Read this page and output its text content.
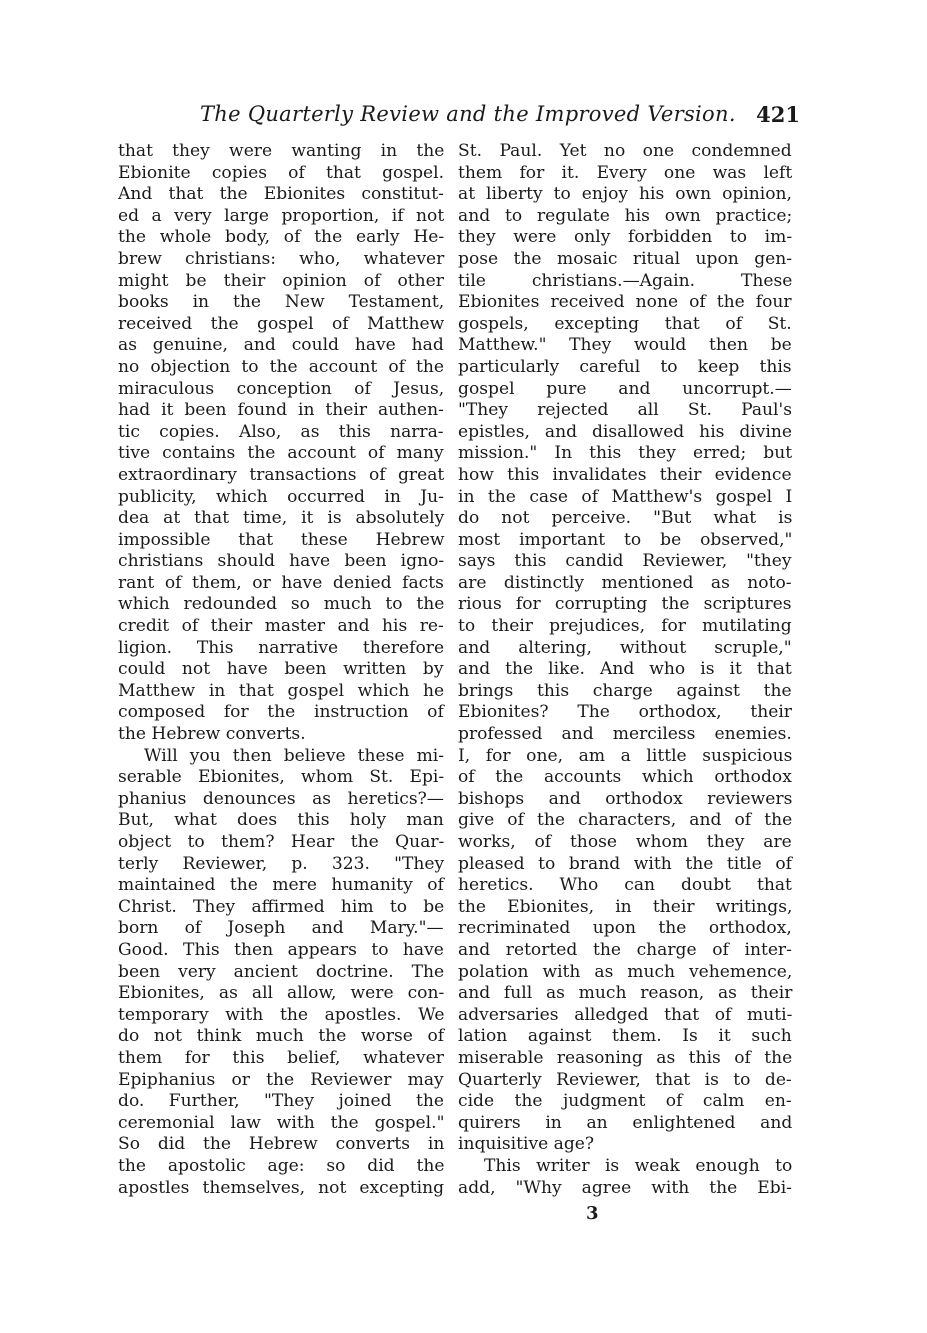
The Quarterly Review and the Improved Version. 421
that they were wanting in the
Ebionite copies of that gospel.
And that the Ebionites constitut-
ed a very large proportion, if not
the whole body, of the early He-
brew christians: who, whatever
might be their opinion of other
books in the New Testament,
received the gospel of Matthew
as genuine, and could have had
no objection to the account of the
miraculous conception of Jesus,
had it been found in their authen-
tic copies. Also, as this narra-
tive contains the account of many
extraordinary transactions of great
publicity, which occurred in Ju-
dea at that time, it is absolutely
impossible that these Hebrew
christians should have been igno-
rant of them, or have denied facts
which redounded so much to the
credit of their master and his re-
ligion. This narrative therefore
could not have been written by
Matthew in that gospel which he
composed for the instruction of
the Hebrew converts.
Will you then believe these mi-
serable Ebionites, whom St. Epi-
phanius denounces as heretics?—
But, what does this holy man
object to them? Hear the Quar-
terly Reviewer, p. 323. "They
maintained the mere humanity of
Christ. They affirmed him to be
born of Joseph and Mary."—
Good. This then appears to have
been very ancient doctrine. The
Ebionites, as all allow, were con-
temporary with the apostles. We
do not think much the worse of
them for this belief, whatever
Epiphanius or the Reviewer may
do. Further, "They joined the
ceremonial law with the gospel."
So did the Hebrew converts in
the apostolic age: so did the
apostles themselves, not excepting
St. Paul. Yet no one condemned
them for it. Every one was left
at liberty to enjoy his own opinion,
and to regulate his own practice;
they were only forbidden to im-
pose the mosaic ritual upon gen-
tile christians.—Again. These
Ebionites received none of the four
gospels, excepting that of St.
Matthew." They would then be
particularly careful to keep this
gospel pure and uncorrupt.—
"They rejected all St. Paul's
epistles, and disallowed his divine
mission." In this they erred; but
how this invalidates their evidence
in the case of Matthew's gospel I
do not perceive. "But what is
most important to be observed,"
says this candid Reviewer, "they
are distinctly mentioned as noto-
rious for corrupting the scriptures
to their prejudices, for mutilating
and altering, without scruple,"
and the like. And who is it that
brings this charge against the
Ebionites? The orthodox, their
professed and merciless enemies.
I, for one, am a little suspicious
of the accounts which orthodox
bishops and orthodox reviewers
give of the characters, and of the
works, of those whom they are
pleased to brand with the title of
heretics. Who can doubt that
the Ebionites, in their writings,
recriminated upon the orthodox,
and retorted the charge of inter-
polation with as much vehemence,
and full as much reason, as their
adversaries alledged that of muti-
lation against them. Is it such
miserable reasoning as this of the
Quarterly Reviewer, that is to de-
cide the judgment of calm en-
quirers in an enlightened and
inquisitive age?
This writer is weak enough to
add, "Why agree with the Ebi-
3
* * *
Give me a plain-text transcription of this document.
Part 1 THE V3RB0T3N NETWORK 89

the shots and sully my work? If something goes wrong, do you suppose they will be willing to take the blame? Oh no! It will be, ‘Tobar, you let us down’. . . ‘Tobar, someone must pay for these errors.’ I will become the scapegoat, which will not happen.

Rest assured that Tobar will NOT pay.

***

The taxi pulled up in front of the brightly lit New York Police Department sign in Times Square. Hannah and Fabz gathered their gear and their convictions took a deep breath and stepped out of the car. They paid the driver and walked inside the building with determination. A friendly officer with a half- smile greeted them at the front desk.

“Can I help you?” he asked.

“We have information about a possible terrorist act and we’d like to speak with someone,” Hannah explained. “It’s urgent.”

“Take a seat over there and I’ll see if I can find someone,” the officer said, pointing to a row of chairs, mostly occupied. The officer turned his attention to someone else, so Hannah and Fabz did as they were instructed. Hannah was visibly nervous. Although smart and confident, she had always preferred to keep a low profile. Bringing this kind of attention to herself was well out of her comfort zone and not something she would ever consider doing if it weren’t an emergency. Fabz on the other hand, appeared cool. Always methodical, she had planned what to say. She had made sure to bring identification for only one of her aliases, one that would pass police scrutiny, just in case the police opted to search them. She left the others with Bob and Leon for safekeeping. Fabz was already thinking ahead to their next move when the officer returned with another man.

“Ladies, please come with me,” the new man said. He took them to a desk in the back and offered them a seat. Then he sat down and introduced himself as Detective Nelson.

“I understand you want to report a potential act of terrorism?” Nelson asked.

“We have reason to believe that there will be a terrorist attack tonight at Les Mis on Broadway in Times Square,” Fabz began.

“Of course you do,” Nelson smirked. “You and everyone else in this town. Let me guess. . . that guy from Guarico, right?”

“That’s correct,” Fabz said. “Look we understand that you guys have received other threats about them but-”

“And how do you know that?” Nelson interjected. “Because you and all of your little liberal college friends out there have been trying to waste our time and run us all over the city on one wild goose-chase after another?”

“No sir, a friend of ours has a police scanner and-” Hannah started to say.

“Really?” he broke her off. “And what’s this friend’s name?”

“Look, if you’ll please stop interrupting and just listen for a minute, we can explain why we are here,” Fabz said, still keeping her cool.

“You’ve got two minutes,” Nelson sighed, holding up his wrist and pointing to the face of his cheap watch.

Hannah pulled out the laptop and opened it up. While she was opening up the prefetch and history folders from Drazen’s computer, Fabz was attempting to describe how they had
...
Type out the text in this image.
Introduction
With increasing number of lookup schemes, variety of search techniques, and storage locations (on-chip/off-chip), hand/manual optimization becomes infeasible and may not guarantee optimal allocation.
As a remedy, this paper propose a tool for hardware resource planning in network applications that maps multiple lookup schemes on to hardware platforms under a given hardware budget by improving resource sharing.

_The task_
Work out the number of lines above that include the string "Square" and write only that number.

_Result for this exercise_
2